Extract each record and reproduce it exactly.

(Extracted data entries)
>> start
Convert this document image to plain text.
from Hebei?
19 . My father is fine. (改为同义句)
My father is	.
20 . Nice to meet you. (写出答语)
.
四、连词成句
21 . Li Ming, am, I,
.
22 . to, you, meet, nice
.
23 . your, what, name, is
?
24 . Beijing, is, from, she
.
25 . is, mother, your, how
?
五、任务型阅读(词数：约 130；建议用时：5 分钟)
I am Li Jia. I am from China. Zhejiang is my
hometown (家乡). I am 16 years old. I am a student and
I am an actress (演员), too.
>> end
■ **Answer to this problem**:
Convert this document image to plain text.
from Hebei?
19 . My father is fine. (改为同义句)
My father is	.
20 . Nice to meet you. (写出答语)
.
四、连词成句
21 . Li Ming, am, I,
.
22 . to, you, meet, nice
.
23 . your, what, name, is
?
24 . Beijing, is, from, she
.
25 . is, mother, your, how
?
五、任务型阅读(词数：约 130；建议用时：5 分钟)
I am Li Jia. I am from China. Zhejiang is my
hometown (家乡). I am 16 years old. I am a student and
I am an actress (演员), too.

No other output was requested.